• [EXERCISE INSTRUCTIONS]: Your task is to transcribe the data in full.

— Begin —

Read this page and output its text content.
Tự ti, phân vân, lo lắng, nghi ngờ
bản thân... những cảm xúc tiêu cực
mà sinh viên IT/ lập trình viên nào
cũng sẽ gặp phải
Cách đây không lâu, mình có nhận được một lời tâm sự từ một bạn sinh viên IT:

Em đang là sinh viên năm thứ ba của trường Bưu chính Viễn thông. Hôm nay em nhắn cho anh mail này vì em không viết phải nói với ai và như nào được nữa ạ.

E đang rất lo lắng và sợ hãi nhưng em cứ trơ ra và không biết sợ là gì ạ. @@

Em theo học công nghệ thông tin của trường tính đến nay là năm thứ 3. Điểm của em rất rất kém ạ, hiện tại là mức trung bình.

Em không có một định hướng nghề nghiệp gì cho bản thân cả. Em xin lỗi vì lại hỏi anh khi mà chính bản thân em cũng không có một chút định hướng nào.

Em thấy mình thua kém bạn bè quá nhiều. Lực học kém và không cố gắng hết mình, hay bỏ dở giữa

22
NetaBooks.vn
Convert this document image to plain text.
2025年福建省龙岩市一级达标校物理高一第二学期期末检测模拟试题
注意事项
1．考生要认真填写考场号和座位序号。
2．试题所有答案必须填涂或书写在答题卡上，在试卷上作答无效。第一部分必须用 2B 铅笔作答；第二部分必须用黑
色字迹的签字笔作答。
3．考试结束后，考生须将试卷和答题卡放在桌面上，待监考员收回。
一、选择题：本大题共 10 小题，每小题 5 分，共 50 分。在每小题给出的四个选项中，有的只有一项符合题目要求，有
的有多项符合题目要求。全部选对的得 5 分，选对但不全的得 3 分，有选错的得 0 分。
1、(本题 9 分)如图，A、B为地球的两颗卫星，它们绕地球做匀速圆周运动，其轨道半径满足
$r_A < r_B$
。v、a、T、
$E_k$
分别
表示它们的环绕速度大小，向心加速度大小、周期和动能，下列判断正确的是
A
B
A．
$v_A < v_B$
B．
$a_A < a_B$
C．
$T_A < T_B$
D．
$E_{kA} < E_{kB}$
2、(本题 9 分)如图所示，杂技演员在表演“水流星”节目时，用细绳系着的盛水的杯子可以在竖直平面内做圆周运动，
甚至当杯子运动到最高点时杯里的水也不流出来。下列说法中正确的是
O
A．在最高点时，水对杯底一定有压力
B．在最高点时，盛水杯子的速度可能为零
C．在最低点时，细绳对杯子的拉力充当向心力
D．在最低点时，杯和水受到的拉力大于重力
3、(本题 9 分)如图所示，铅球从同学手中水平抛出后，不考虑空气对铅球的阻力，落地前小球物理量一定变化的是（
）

— End —

• [ANSWER TO THIS TASK]:
Read this page and output its text content.
Tự ti, phân vân, lo lắng, nghi ngờ
bản thân... những cảm xúc tiêu cực
mà sinh viên IT/ lập trình viên nào
cũng sẽ gặp phải
Cách đây không lâu, mình có nhận được một lời tâm sự từ một bạn sinh viên IT:

Em đang là sinh viên năm thứ ba của trường Bưu chính Viễn thông. Hôm nay em nhắn cho anh mail này vì em không viết phải nói với ai và như nào được nữa ạ.

E đang rất lo lắng và sợ hãi nhưng em cứ trơ ra và không biết sợ là gì ạ. @@

Em theo học công nghệ thông tin của trường tính đến nay là năm thứ 3. Điểm của em rất rất kém ạ, hiện tại là mức trung bình.

Em không có một định hướng nghề nghiệp gì cho bản thân cả. Em xin lỗi vì lại hỏi anh khi mà chính bản thân em cũng không có một chút định hướng nào.

Em thấy mình thua kém bạn bè quá nhiều. Lực học kém và không cố gắng hết mình, hay bỏ dở giữa

22
NetaBooks.vn
Convert this document image to plain text.
2025年福建省龙岩市一级达标校物理高一第二学期期末检测模拟试题
注意事项
1．考生要认真填写考场号和座位序号。
2．试题所有答案必须填涂或书写在答题卡上，在试卷上作答无效。第一部分必须用 2B 铅笔作答；第二部分必须用黑
色字迹的签字笔作答。
3．考试结束后，考生须将试卷和答题卡放在桌面上，待监考员收回。
一、选择题：本大题共 10 小题，每小题 5 分，共 50 分。在每小题给出的四个选项中，有的只有一项符合题目要求，有
的有多项符合题目要求。全部选对的得 5 分，选对但不全的得 3 分，有选错的得 0 分。
1、(本题 9 分)如图，A、B为地球的两颗卫星，它们绕地球做匀速圆周运动，其轨道半径满足
$r_A < r_B$
。v、a、T、
$E_k$
分别
表示它们的环绕速度大小，向心加速度大小、周期和动能，下列判断正确的是
A
B
A．
$v_A < v_B$
B．
$a_A < a_B$
C．
$T_A < T_B$
D．
$E_{kA} < E_{kB}$
2、(本题 9 分)如图所示，杂技演员在表演“水流星”节目时，用细绳系着的盛水的杯子可以在竖直平面内做圆周运动，
甚至当杯子运动到最高点时杯里的水也不流出来。下列说法中正确的是
O
A．在最高点时，水对杯底一定有压力
B．在最高点时，盛水杯子的速度可能为零
C．在最低点时，细绳对杯子的拉力充当向心力
D．在最低点时，杯和水受到的拉力大于重力
3、(本题 9 分)如图所示，铅球从同学手中水平抛出后，不考虑空气对铅球的阻力，落地前小球物理量一定变化的是（
）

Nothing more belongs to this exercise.